- **WHAT IS NEEDED**
Extract the complete listing and output it unchanged.

- **Stored data**
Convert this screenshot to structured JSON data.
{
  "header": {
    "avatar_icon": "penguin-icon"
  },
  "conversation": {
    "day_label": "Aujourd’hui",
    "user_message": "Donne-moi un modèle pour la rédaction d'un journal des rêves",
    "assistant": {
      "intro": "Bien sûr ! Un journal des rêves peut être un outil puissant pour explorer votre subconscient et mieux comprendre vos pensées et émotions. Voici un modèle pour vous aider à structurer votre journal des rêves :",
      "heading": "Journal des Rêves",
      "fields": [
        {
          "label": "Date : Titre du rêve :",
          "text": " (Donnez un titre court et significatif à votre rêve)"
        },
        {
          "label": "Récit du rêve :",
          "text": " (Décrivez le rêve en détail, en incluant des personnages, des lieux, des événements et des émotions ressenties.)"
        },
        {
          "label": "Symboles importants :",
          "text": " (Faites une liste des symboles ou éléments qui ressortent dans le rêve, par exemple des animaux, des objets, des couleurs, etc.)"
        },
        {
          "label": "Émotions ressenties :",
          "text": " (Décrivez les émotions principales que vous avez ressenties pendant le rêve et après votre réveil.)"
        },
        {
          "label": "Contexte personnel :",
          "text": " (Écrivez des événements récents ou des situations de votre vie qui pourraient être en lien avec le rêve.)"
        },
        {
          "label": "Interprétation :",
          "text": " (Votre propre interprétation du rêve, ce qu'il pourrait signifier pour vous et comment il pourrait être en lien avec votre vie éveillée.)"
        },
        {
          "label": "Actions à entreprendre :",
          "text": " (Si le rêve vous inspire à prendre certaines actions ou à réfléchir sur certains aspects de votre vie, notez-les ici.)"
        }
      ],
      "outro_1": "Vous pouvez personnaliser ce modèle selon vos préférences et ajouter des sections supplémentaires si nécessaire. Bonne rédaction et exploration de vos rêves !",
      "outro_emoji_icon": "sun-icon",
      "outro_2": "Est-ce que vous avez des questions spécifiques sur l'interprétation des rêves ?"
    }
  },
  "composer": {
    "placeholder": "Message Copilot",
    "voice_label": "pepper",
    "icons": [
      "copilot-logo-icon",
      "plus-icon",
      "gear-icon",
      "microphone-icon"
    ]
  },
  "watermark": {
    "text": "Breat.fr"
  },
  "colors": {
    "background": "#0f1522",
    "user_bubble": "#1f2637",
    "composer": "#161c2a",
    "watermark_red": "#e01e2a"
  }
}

- **THE ANSWER**
Convert this screenshot to structured JSON data.
{
  "header": {
    "avatar_icon": "penguin-icon"
  },
  "conversation": {
    "day_label": "Aujourd’hui",
    "user_message": "Donne-moi un modèle pour la rédaction d'un journal des rêves",
    "assistant": {
      "intro": "Bien sûr ! Un journal des rêves peut être un outil puissant pour explorer votre subconscient et mieux comprendre vos pensées et émotions. Voici un modèle pour vous aider à structurer votre journal des rêves :",
      "heading": "Journal des Rêves",
      "fields": [
        {
          "label": "Date : Titre du rêve :",
          "text": " (Donnez un titre court et significatif à votre rêve)"
        },
        {
          "label": "Récit du rêve :",
          "text": " (Décrivez le rêve en détail, en incluant des personnages, des lieux, des événements et des émotions ressenties.)"
        },
        {
          "label": "Symboles importants :",
          "text": " (Faites une liste des symboles ou éléments qui ressortent dans le rêve, par exemple des animaux, des objets, des couleurs, etc.)"
        },
        {
          "label": "Émotions ressenties :",
          "text": " (Décrivez les émotions principales que vous avez ressenties pendant le rêve et après votre réveil.)"
        },
        {
          "label": "Contexte personnel :",
          "text": " (Écrivez des événements récents ou des situations de votre vie qui pourraient être en lien avec le rêve.)"
        },
        {
          "label": "Interprétation :",
          "text": " (Votre propre interprétation du rêve, ce qu'il pourrait signifier pour vous et comment il pourrait être en lien avec votre vie éveillée.)"
        },
        {
          "label": "Actions à entreprendre :",
          "text": " (Si le rêve vous inspire à prendre certaines actions ou à réfléchir sur certains aspects de votre vie, notez-les ici.)"
        }
      ],
      "outro_1": "Vous pouvez personnaliser ce modèle selon vos préférences et ajouter des sections supplémentaires si nécessaire. Bonne rédaction et exploration de vos rêves !",
      "outro_emoji_icon": "sun-icon",
      "outro_2": "Est-ce que vous avez des questions spécifiques sur l'interprétation des rêves ?"
    }
  },
  "composer": {
    "placeholder": "Message Copilot",
    "voice_label": "pepper",
    "icons": [
      "copilot-logo-icon",
      "plus-icon",
      "gear-icon",
      "microphone-icon"
    ]
  },
  "watermark": {
    "text": "Breat.fr"
  },
  "colors": {
    "background": "#0f1522",
    "user_bubble": "#1f2637",
    "composer": "#161c2a",
    "watermark_red": "#e01e2a"
  }
}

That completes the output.